**Challenge:** All lines holding the string "title" are to be shown.
— BEGIN —
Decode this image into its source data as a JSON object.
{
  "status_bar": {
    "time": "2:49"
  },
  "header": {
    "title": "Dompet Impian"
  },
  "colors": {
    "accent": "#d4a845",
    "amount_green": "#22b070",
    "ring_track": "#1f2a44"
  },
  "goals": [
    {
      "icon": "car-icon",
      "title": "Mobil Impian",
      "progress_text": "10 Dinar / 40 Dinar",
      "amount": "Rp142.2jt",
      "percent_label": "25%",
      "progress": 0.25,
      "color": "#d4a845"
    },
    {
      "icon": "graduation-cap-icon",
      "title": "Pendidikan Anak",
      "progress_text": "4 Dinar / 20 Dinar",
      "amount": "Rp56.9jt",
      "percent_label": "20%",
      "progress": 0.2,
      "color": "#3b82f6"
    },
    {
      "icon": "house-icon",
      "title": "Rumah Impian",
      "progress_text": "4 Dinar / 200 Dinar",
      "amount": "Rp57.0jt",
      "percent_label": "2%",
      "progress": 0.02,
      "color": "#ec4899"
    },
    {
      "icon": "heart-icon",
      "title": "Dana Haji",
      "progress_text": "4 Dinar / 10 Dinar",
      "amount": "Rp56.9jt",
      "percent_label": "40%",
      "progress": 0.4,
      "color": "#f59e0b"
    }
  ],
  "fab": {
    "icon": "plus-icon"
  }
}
— END —
**Result for this exercise:**
    "title": "Dompet Impian"
      "title": "Mobil Impian",
      "title": "Pendidikan Anak",
      "title": "Rumah Impian",
      "title": "Dana Haji",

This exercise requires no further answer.